■ **PROBLEM TO WORK ON**
Omit all pictures, then retype the data exactly as given.

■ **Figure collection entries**
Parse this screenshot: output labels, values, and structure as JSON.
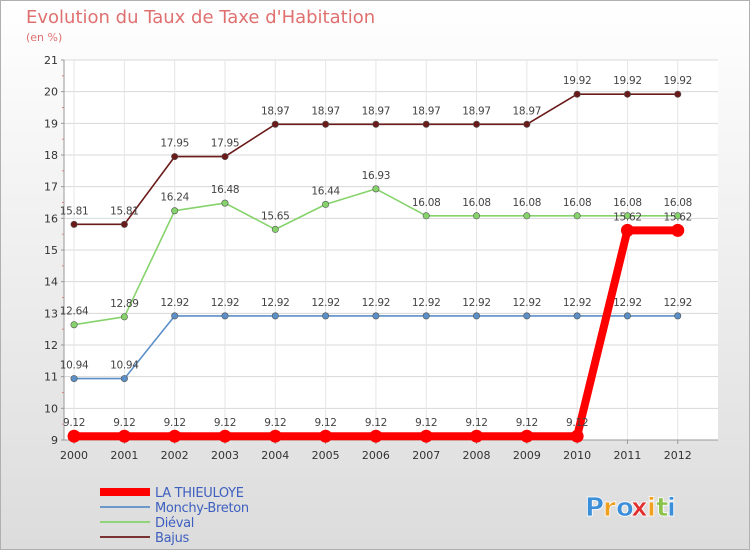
{
  "chart_data": {
    "type": "line",
    "title": "Evolution du Taux de Taxe d'Habitation",
    "subtitle": "(en %)",
    "x": [
      "2000",
      "2001",
      "2002",
      "2003",
      "2004",
      "2005",
      "2006",
      "2007",
      "2008",
      "2009",
      "2010",
      "2011",
      "2012"
    ],
    "ylim": [
      9,
      21
    ],
    "yticks": [
      "9",
      "10",
      "11",
      "12",
      "13",
      "14",
      "15",
      "16",
      "17",
      "18",
      "19",
      "20",
      "21"
    ],
    "grid": true,
    "legend_position": "bottom-left",
    "series": [
      {
        "name": "LA THIEULOYE",
        "color": "#ff0000",
        "values": [
          9.12,
          9.12,
          9.12,
          9.12,
          9.12,
          9.12,
          9.12,
          9.12,
          9.12,
          9.12,
          9.12,
          15.62,
          15.62
        ],
        "labels": [
          "9.12",
          "9.12",
          "9.12",
          "9.12",
          "9.12",
          "9.12",
          "9.12",
          "9.12",
          "9.12",
          "9.12",
          "9.12",
          "15.62",
          "15.62"
        ]
      },
      {
        "name": "Monchy-Breton",
        "color": "#5b8fc7",
        "values": [
          10.94,
          10.94,
          12.92,
          12.92,
          12.92,
          12.92,
          12.92,
          12.92,
          12.92,
          12.92,
          12.92,
          12.92,
          12.92
        ],
        "labels": [
          "10.94",
          "10.94",
          "12.92",
          "12.92",
          "12.92",
          "12.92",
          "12.92",
          "12.92",
          "12.92",
          "12.92",
          "12.92",
          "12.92",
          "12.92"
        ]
      },
      {
        "name": "Diéval",
        "color": "#86d36b",
        "values": [
          12.64,
          12.89,
          16.24,
          16.48,
          15.65,
          16.44,
          16.93,
          16.08,
          16.08,
          16.08,
          16.08,
          16.08,
          16.08
        ],
        "labels": [
          "12.64",
          "12.89",
          "16.24",
          "16.48",
          "15.65",
          "16.44",
          "16.93",
          "16.08",
          "16.08",
          "16.08",
          "16.08",
          "16.08",
          "16.08"
        ]
      },
      {
        "name": "Bajus",
        "color": "#6b1a1a",
        "values": [
          15.81,
          15.81,
          17.95,
          17.95,
          18.97,
          18.97,
          18.97,
          18.97,
          18.97,
          18.97,
          19.92,
          19.92,
          19.92
        ],
        "labels": [
          "15.81",
          "15.81",
          "17.95",
          "17.95",
          "18.97",
          "18.97",
          "18.97",
          "18.97",
          "18.97",
          "18.97",
          "19.92",
          "19.92",
          "19.92"
        ]
      }
    ],
    "brand": {
      "text": "Proxiti",
      "letters": [
        "P",
        "r",
        "o",
        "x",
        "i",
        "t",
        "i"
      ],
      "colors": [
        "#3b8ed8",
        "#f0a020",
        "#3b8ed8",
        "#e03030",
        "#f0a020",
        "#8bc34a",
        "#3b8ed8"
      ]
    }
  }
}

■ **RESULT FOR THIS EXERCISE**
Parse this screenshot: output labels, values, and structure as JSON.
{
  "chart_data": {
    "type": "line",
    "title": "Evolution du Taux de Taxe d'Habitation",
    "subtitle": "(en %)",
    "x": [
      "2000",
      "2001",
      "2002",
      "2003",
      "2004",
      "2005",
      "2006",
      "2007",
      "2008",
      "2009",
      "2010",
      "2011",
      "2012"
    ],
    "ylim": [
      9,
      21
    ],
    "yticks": [
      "9",
      "10",
      "11",
      "12",
      "13",
      "14",
      "15",
      "16",
      "17",
      "18",
      "19",
      "20",
      "21"
    ],
    "grid": true,
    "legend_position": "bottom-left",
    "series": [
      {
        "name": "LA THIEULOYE",
        "color": "#ff0000",
        "values": [
          9.12,
          9.12,
          9.12,
          9.12,
          9.12,
          9.12,
          9.12,
          9.12,
          9.12,
          9.12,
          9.12,
          15.62,
          15.62
        ],
        "labels": [
          "9.12",
          "9.12",
          "9.12",
          "9.12",
          "9.12",
          "9.12",
          "9.12",
          "9.12",
          "9.12",
          "9.12",
          "9.12",
          "15.62",
          "15.62"
        ]
      },
      {
        "name": "Monchy-Breton",
        "color": "#5b8fc7",
        "values": [
          10.94,
          10.94,
          12.92,
          12.92,
          12.92,
          12.92,
          12.92,
          12.92,
          12.92,
          12.92,
          12.92,
          12.92,
          12.92
        ],
        "labels": [
          "10.94",
          "10.94",
          "12.92",
          "12.92",
          "12.92",
          "12.92",
          "12.92",
          "12.92",
          "12.92",
          "12.92",
          "12.92",
          "12.92",
          "12.92"
        ]
      },
      {
        "name": "Diéval",
        "color": "#86d36b",
        "values": [
          12.64,
          12.89,
          16.24,
          16.48,
          15.65,
          16.44,
          16.93,
          16.08,
          16.08,
          16.08,
          16.08,
          16.08,
          16.08
        ],
        "labels": [
          "12.64",
          "12.89",
          "16.24",
          "16.48",
          "15.65",
          "16.44",
          "16.93",
          "16.08",
          "16.08",
          "16.08",
          "16.08",
          "16.08",
          "16.08"
        ]
      },
      {
        "name": "Bajus",
        "color": "#6b1a1a",
        "values": [
          15.81,
          15.81,
          17.95,
          17.95,
          18.97,
          18.97,
          18.97,
          18.97,
          18.97,
          18.97,
          19.92,
          19.92,
          19.92
        ],
        "labels": [
          "15.81",
          "15.81",
          "17.95",
          "17.95",
          "18.97",
          "18.97",
          "18.97",
          "18.97",
          "18.97",
          "18.97",
          "19.92",
          "19.92",
          "19.92"
        ]
      }
    ],
    "brand": {
      "text": "Proxiti",
      "letters": [
        "P",
        "r",
        "o",
        "x",
        "i",
        "t",
        "i"
      ],
      "colors": [
        "#3b8ed8",
        "#f0a020",
        "#3b8ed8",
        "#e03030",
        "#f0a020",
        "#8bc34a",
        "#3b8ed8"
      ]
    }
  }
}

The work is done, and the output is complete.